From the entries below, list each line with "text".

[Figure dataset records]
#####

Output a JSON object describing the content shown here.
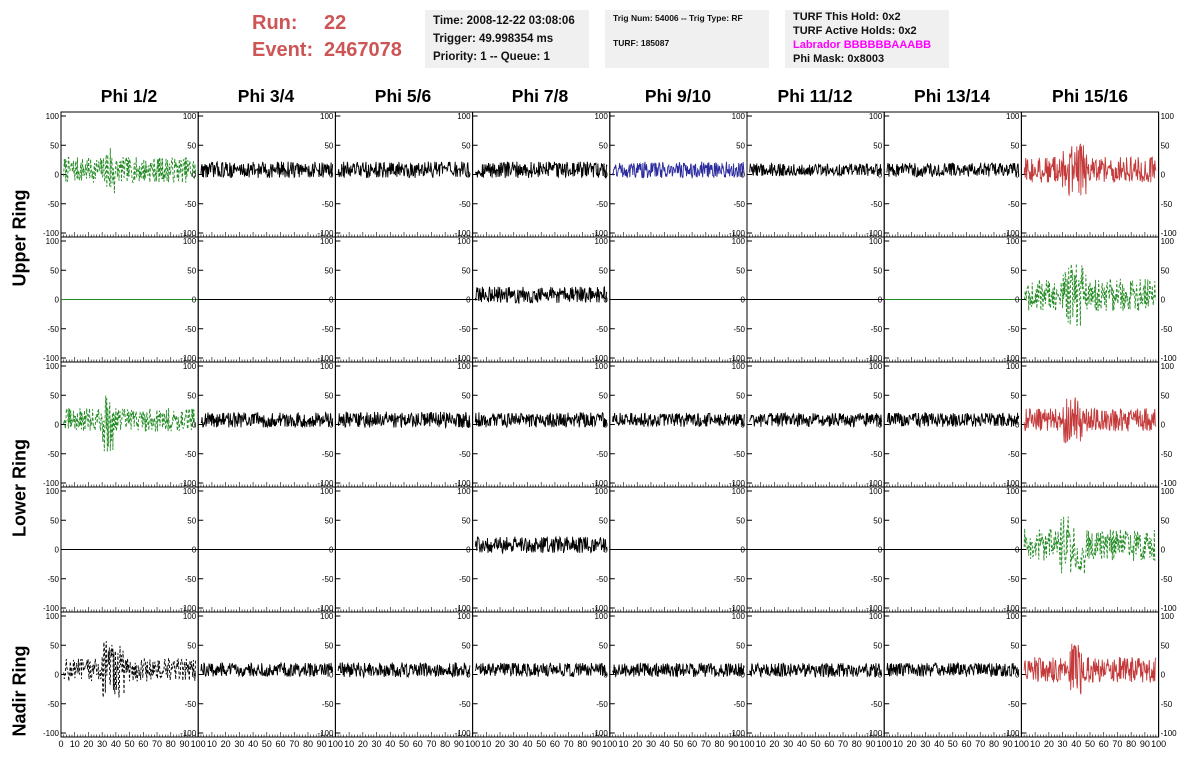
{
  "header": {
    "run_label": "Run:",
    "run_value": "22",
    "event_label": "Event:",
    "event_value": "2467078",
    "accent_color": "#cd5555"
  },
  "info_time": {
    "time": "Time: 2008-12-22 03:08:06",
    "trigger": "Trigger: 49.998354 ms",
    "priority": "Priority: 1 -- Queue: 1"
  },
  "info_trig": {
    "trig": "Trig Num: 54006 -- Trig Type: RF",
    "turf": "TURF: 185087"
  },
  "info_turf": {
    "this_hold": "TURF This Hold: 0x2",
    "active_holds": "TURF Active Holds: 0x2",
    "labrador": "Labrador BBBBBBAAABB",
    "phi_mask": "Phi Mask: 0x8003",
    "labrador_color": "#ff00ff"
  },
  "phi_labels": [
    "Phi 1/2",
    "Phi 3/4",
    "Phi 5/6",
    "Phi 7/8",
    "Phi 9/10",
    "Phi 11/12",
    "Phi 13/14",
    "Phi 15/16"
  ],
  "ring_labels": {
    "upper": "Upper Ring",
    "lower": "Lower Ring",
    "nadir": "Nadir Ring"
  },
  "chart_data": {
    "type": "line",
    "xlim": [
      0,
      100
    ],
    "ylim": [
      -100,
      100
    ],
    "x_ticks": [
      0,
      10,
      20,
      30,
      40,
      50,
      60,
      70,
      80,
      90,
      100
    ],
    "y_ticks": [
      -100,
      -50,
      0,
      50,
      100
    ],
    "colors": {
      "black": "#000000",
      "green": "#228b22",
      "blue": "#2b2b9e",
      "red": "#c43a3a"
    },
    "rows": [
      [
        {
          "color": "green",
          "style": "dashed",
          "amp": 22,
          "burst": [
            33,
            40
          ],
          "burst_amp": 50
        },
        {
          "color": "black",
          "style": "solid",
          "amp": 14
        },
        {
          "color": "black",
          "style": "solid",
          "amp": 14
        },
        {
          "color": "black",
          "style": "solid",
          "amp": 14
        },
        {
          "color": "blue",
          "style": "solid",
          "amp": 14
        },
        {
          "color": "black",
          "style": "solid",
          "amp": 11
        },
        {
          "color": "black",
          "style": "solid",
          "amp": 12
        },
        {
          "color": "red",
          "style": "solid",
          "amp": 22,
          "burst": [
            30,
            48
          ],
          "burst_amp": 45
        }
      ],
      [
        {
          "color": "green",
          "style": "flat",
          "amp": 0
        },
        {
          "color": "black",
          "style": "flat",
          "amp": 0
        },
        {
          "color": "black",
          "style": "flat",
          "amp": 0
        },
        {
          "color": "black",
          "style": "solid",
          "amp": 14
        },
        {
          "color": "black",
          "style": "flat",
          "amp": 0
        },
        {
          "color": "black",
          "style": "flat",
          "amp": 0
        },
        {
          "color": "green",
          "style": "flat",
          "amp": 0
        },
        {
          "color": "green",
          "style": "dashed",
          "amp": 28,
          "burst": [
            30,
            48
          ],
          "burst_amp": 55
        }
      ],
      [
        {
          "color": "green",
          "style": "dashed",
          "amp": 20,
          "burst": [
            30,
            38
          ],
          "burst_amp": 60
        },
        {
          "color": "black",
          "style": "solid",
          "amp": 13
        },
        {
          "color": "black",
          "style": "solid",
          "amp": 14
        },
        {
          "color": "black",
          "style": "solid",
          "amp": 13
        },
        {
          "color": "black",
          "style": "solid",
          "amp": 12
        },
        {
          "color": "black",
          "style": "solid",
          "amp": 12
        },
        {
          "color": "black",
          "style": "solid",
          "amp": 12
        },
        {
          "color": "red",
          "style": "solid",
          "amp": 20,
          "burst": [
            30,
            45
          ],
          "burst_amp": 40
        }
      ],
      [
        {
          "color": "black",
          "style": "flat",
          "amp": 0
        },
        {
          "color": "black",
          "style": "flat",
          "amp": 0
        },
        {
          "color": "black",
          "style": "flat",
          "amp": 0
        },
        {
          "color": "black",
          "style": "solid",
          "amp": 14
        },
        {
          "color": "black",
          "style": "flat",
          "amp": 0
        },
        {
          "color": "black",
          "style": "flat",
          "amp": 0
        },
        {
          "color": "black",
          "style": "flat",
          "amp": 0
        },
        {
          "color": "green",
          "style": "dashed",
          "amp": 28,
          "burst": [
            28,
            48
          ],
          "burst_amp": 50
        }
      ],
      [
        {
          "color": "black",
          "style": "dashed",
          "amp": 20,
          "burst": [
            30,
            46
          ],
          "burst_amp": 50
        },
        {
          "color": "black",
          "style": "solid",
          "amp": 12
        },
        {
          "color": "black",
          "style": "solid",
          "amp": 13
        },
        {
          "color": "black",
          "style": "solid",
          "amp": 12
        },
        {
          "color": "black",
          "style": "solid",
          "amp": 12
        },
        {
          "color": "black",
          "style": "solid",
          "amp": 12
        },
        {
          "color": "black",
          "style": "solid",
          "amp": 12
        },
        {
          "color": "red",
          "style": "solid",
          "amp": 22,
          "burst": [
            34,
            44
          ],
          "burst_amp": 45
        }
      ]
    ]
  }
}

#####

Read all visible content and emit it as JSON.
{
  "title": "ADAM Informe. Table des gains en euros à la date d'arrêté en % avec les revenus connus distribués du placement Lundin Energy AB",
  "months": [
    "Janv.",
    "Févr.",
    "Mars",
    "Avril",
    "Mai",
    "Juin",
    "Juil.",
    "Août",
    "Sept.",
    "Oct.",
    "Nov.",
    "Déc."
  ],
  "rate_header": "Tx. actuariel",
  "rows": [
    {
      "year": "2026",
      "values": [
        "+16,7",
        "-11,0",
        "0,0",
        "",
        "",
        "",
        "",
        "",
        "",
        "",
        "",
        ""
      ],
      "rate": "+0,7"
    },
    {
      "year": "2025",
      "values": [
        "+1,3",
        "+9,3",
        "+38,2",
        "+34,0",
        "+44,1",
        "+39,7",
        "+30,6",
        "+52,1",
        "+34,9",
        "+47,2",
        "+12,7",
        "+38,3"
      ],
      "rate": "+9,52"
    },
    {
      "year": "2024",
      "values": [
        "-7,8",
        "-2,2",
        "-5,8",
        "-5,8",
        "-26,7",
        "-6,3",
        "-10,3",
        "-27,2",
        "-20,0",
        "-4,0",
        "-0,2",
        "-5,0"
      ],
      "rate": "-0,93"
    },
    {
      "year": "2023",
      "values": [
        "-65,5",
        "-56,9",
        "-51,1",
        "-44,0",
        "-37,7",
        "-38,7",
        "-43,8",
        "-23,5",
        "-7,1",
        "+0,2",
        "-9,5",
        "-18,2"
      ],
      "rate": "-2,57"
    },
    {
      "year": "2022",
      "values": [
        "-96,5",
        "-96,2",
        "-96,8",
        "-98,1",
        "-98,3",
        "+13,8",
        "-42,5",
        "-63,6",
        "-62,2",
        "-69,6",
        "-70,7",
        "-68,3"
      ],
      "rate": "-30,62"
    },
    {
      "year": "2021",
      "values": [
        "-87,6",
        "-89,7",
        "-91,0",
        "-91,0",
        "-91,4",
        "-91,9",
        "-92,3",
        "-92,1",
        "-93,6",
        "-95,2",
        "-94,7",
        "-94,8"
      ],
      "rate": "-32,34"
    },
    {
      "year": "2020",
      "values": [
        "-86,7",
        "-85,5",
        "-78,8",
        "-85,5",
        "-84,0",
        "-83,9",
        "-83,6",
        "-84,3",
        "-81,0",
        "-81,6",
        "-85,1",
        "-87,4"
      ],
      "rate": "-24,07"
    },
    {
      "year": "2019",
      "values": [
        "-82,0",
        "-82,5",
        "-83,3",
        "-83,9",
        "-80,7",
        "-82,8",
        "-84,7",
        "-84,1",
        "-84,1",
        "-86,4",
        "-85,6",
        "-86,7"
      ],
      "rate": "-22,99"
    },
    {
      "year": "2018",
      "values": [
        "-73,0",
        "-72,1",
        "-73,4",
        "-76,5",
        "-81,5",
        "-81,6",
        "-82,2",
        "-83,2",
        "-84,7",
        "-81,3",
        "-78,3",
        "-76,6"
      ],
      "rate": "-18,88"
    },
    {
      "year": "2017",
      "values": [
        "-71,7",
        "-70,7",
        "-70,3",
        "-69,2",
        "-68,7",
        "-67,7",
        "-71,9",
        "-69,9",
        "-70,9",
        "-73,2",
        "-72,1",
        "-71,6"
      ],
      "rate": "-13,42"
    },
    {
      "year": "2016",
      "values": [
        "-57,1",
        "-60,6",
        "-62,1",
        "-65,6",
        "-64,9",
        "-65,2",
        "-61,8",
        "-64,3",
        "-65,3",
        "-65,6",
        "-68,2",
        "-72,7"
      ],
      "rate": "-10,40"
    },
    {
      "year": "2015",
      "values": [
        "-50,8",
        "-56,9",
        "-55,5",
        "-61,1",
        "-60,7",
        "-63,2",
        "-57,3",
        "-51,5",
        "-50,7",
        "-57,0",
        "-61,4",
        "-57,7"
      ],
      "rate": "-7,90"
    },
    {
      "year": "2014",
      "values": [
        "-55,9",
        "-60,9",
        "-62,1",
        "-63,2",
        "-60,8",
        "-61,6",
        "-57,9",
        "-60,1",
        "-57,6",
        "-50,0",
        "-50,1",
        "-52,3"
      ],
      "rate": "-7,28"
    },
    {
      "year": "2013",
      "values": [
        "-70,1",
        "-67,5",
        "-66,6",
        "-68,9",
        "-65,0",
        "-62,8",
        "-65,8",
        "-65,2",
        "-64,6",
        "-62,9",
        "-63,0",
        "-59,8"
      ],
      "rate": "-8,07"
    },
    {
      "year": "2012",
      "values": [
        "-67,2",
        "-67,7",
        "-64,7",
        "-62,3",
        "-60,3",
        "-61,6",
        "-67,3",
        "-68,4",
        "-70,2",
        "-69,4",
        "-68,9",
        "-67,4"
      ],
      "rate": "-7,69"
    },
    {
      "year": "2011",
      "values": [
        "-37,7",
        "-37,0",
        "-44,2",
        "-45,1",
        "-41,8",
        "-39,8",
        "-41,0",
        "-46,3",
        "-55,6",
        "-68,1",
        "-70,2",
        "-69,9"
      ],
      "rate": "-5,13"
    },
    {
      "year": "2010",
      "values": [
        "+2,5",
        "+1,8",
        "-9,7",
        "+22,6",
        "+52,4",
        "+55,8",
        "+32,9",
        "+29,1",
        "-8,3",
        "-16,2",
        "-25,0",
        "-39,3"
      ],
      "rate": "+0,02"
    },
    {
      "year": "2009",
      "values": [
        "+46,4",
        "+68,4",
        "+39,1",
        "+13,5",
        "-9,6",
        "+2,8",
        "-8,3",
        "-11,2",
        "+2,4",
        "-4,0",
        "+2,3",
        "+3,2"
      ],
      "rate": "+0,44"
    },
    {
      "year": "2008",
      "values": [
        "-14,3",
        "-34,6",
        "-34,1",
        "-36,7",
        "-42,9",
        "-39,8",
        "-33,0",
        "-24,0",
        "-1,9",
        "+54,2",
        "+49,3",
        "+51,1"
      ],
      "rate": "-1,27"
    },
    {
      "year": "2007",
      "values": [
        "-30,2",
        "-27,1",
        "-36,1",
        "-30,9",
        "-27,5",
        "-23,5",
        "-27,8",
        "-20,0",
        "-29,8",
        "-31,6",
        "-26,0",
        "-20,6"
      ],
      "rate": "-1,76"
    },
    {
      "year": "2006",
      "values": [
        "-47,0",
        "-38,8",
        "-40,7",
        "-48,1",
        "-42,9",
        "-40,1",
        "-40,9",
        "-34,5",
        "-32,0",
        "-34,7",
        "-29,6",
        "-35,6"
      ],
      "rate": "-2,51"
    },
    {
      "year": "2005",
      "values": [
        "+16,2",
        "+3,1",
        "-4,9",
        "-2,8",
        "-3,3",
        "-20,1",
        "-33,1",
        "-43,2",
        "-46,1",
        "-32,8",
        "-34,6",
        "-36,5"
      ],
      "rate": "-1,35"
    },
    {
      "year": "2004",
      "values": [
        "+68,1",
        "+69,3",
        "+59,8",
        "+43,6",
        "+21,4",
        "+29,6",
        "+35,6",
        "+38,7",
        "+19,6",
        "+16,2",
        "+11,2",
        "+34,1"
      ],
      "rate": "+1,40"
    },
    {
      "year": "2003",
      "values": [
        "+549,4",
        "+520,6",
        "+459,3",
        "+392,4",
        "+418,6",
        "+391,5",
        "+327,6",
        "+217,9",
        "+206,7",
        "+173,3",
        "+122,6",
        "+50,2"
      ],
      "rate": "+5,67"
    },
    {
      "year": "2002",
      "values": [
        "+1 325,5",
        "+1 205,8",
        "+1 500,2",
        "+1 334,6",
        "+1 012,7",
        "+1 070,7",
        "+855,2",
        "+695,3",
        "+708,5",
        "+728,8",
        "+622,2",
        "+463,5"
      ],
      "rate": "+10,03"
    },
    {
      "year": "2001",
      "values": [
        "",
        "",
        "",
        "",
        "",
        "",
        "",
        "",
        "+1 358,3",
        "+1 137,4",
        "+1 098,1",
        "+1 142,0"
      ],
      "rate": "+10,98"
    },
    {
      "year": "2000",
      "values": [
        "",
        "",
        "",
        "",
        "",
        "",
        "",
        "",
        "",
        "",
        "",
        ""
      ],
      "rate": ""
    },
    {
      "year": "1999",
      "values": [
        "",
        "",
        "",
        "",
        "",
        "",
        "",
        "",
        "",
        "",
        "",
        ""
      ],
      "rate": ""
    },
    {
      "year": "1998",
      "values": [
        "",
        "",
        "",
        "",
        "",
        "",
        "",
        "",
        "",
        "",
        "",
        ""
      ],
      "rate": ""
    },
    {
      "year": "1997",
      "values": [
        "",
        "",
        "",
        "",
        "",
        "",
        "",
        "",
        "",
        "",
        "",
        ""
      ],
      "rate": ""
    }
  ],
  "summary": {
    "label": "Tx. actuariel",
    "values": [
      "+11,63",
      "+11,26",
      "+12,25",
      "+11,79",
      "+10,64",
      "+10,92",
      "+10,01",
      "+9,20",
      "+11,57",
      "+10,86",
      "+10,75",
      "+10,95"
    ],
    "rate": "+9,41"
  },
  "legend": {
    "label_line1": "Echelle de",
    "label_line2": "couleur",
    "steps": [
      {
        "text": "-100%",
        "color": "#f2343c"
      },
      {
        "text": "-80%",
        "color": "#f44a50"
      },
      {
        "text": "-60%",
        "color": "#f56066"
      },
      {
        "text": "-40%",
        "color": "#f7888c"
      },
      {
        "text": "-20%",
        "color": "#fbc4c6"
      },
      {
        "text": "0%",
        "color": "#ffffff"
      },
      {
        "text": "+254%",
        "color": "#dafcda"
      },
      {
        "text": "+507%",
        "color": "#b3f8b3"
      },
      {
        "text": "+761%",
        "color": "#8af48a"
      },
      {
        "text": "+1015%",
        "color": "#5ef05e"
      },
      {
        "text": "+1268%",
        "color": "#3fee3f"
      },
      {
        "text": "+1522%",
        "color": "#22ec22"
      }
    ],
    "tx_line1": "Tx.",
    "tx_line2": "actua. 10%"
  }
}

#####

- _Full solution_:
        "text": "-100%",
        "text": "-80%",
        "text": "-60%",
        "text": "-40%",
        "text": "-20%",
        "text": "0%",
        "text": "+254%",
        "text": "+507%",
        "text": "+761%",
        "text": "+1015%",
        "text": "+1268%",
        "text": "+1522%",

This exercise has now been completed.